* RECORDED INFORMATION *
☆ ☆ ☆

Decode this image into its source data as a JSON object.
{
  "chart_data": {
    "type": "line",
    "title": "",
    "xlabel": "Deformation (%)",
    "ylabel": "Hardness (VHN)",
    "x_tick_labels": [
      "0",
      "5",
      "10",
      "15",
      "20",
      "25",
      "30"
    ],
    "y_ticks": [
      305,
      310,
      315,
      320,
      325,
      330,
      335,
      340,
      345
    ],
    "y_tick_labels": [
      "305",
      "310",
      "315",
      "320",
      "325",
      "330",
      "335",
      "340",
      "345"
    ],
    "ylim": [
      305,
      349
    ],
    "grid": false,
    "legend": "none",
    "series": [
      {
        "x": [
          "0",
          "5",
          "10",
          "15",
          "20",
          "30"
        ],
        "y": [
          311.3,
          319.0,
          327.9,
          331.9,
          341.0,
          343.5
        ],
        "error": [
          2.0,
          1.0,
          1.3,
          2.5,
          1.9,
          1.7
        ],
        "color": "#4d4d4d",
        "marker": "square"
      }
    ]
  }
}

☆ ☆ ☆

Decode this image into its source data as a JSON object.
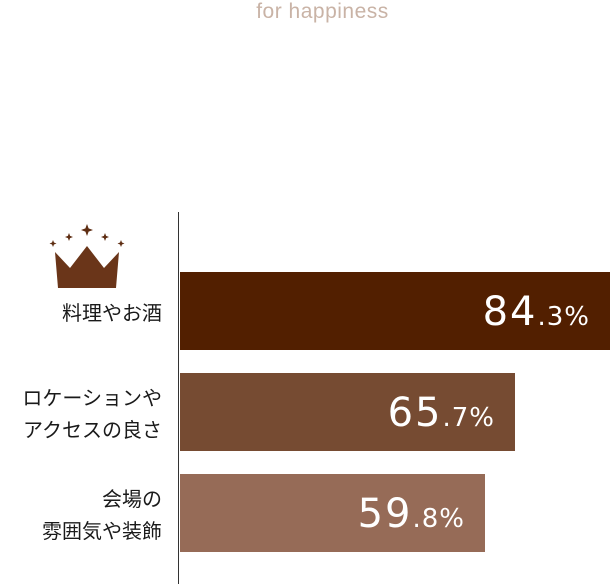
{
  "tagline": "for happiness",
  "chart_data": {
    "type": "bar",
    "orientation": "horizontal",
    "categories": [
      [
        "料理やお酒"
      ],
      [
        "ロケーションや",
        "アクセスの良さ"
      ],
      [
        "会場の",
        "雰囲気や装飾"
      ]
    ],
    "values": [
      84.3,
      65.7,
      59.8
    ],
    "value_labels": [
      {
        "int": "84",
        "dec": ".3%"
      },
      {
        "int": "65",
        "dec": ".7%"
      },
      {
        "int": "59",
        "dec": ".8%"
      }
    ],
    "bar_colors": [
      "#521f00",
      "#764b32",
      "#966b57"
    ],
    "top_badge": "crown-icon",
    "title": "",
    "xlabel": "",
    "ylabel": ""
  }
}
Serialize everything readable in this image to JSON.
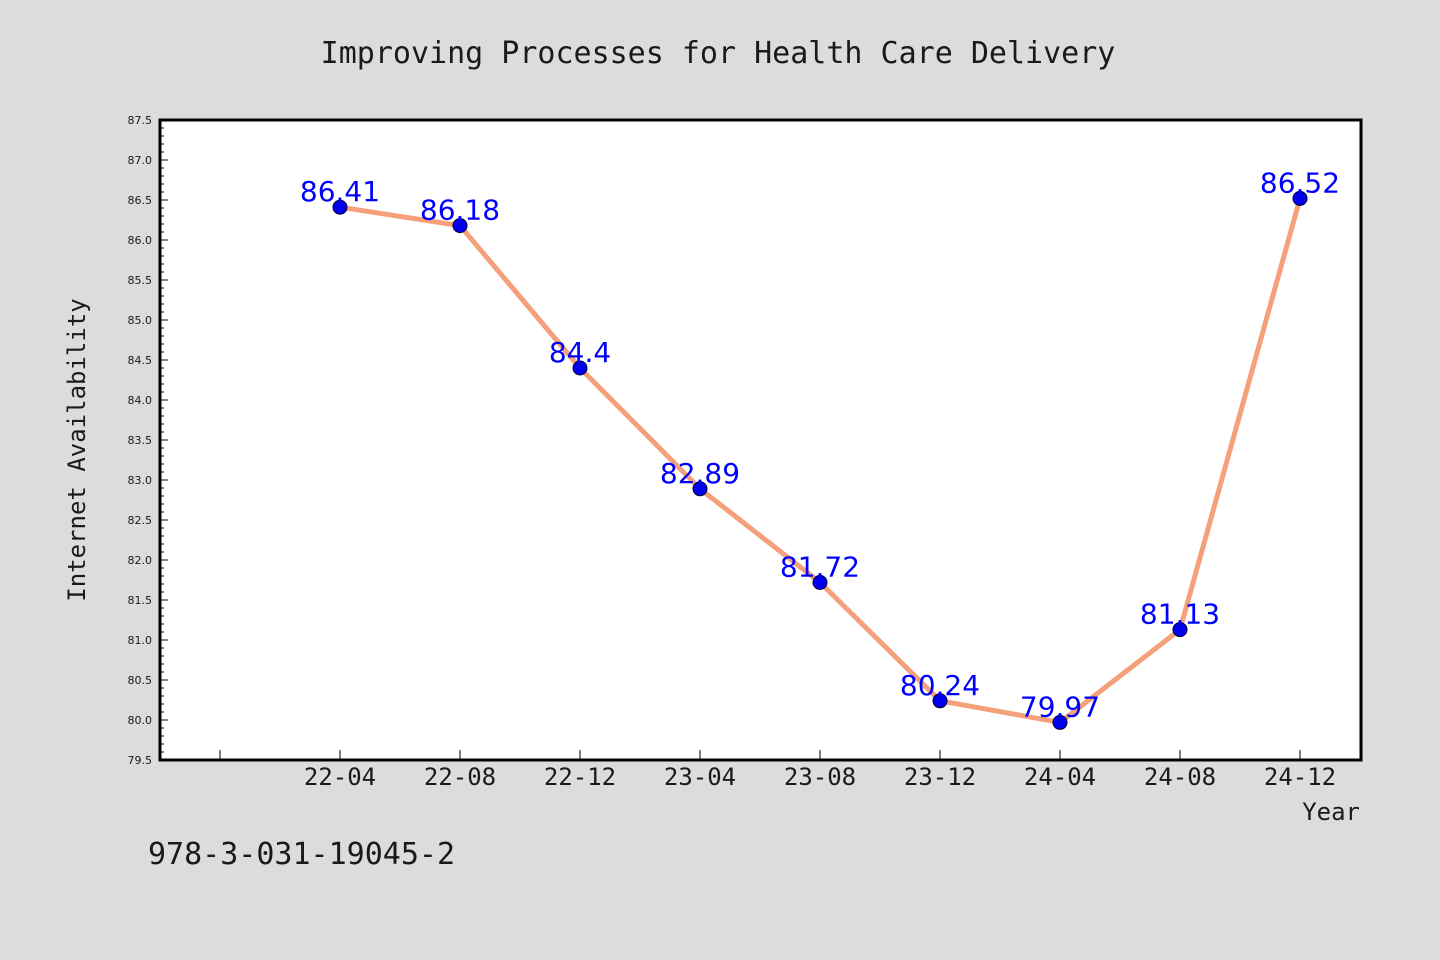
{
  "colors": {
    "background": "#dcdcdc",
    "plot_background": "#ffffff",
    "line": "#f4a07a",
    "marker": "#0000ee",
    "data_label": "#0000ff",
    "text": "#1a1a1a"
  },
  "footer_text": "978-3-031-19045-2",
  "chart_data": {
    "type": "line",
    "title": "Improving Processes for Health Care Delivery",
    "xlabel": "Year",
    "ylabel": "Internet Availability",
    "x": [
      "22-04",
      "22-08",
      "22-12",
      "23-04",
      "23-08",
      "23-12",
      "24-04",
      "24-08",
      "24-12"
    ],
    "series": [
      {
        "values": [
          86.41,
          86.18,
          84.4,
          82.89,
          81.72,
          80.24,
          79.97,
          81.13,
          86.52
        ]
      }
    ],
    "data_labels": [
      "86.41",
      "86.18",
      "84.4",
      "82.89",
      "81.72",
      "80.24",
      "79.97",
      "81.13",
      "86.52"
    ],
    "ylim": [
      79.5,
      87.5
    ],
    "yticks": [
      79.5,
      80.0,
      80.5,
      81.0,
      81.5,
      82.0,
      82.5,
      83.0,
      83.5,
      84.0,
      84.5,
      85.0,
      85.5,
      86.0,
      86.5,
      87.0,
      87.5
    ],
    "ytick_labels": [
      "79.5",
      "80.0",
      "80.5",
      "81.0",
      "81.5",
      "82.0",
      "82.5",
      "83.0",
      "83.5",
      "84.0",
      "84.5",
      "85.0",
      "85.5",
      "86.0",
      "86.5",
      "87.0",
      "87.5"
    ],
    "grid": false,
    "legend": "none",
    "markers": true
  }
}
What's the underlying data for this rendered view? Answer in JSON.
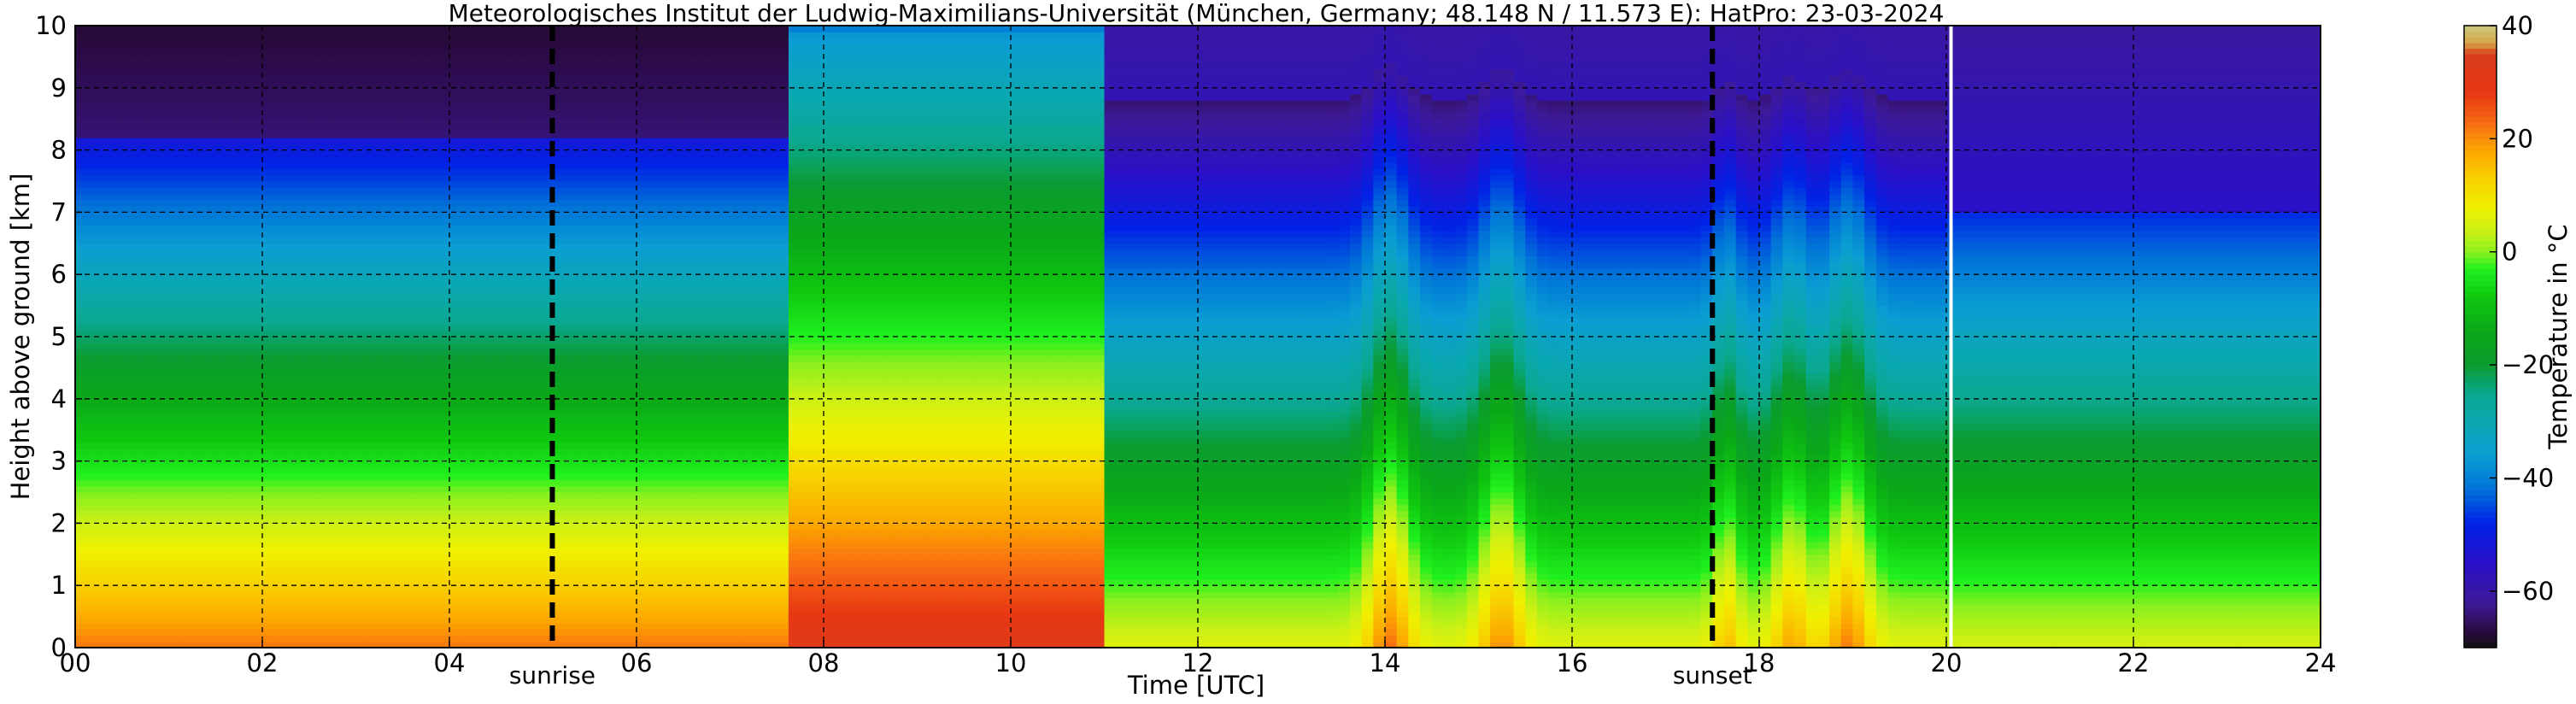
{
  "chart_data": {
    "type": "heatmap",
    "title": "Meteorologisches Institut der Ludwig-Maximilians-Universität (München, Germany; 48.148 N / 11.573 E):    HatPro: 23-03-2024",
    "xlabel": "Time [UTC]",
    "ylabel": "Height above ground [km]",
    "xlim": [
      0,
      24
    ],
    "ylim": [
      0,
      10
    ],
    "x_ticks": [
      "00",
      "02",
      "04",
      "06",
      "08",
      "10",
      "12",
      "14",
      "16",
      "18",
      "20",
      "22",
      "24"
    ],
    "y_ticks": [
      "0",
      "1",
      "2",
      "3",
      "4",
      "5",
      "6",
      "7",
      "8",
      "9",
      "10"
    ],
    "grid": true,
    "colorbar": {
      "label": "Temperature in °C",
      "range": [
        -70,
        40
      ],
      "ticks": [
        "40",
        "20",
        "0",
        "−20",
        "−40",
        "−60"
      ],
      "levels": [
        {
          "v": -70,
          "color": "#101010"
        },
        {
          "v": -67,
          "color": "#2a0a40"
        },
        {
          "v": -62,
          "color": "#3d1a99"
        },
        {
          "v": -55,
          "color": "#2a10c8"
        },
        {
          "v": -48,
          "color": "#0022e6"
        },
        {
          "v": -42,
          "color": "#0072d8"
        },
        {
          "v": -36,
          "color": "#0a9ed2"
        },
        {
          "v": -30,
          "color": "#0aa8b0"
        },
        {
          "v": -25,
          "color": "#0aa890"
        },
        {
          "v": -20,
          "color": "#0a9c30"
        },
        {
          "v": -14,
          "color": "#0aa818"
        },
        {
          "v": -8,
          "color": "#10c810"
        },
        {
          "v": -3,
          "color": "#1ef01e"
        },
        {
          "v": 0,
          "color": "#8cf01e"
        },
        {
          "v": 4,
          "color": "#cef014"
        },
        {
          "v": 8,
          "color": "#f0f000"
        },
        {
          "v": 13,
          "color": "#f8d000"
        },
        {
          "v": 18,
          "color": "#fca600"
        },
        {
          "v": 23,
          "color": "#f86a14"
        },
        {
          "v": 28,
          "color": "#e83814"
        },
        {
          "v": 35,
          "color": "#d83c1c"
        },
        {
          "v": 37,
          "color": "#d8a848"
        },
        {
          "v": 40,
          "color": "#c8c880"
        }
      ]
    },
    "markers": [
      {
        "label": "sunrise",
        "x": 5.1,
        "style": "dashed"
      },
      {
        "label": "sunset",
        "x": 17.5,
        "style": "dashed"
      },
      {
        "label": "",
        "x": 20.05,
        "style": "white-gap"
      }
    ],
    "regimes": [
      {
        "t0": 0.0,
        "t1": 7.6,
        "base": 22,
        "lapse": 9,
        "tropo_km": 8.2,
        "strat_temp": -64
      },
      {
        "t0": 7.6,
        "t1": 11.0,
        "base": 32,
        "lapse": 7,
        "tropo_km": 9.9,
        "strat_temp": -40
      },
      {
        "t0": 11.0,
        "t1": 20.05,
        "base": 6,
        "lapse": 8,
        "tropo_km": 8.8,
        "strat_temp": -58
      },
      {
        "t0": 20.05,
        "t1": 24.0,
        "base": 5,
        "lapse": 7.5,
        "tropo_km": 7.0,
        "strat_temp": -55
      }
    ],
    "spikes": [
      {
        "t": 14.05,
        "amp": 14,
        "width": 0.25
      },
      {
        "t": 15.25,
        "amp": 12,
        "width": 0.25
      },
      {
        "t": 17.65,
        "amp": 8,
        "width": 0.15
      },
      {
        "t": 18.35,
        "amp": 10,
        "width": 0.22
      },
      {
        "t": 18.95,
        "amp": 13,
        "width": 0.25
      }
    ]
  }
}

☆ ☆ ☆

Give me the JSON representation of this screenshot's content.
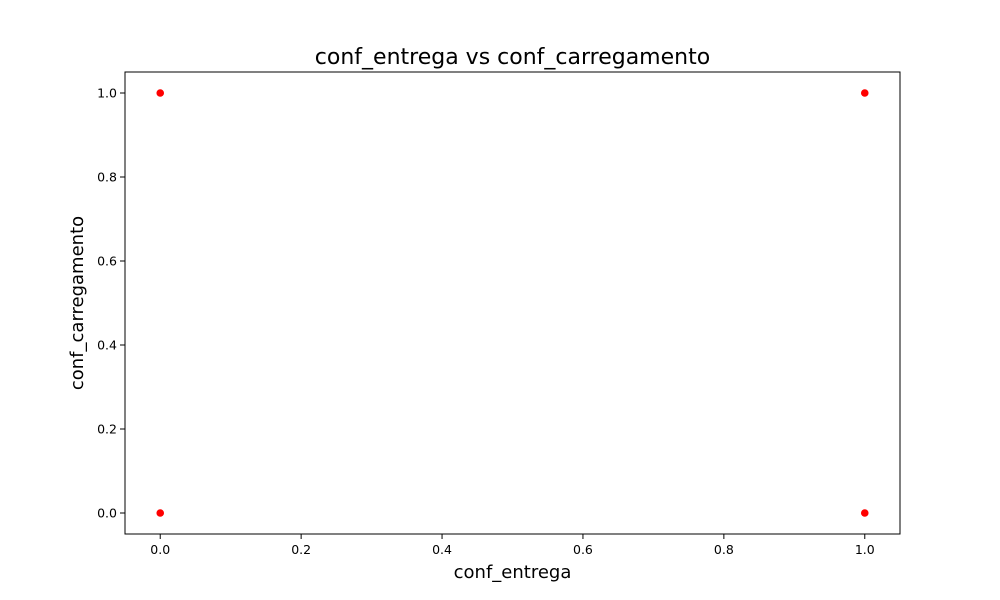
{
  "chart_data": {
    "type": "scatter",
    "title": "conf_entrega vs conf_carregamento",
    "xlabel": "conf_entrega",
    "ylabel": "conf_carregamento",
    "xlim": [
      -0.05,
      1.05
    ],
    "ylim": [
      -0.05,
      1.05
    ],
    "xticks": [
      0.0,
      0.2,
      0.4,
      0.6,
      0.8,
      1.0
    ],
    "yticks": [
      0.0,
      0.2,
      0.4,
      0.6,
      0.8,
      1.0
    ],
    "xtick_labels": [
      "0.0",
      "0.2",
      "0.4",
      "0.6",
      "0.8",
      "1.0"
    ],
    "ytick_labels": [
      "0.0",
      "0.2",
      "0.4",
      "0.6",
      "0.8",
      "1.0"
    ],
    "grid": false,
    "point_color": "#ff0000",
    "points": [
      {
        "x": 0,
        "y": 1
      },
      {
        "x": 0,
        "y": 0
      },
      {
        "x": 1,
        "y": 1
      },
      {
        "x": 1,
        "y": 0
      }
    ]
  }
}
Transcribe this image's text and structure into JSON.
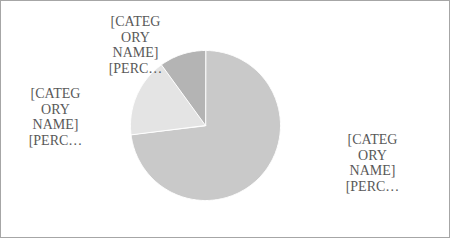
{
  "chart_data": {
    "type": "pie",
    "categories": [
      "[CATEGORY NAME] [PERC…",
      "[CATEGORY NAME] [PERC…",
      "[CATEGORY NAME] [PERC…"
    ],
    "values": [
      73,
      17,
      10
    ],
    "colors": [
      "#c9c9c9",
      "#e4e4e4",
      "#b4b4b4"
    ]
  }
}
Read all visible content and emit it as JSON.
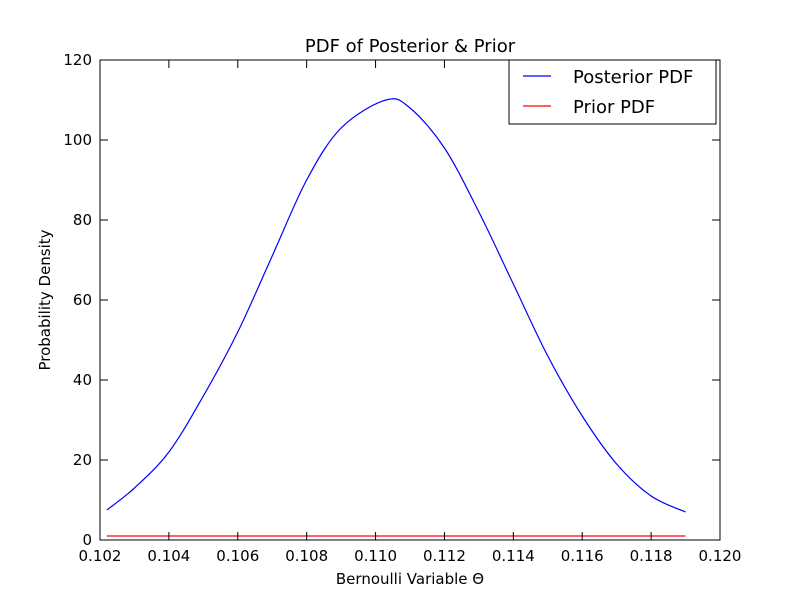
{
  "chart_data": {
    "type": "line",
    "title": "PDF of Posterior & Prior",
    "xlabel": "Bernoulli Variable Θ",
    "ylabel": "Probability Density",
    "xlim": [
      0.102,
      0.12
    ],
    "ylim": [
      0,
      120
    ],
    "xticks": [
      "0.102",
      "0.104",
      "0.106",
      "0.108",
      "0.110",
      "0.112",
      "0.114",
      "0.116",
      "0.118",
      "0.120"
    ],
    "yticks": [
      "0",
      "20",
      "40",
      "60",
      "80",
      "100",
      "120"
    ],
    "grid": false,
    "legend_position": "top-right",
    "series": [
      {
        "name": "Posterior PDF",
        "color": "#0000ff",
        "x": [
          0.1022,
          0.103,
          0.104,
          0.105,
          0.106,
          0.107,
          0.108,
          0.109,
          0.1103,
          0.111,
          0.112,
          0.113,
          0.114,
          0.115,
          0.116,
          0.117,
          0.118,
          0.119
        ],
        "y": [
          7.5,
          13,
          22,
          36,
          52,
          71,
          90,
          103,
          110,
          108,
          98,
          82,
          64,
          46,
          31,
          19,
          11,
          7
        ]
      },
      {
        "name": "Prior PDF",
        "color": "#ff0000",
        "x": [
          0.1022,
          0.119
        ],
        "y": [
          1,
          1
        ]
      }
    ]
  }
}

☆ ☆ ☆

* SET PROBLEM *
Find every line in the records above that holds the word "type", and copy each one.

* WRITTEN RESPONSE *
    "type": "line",
    "type": "bar",
    "type": "line",
    "type": "heatmap",
    "type": "scatter",
    "type": "pie",
    "type": "line",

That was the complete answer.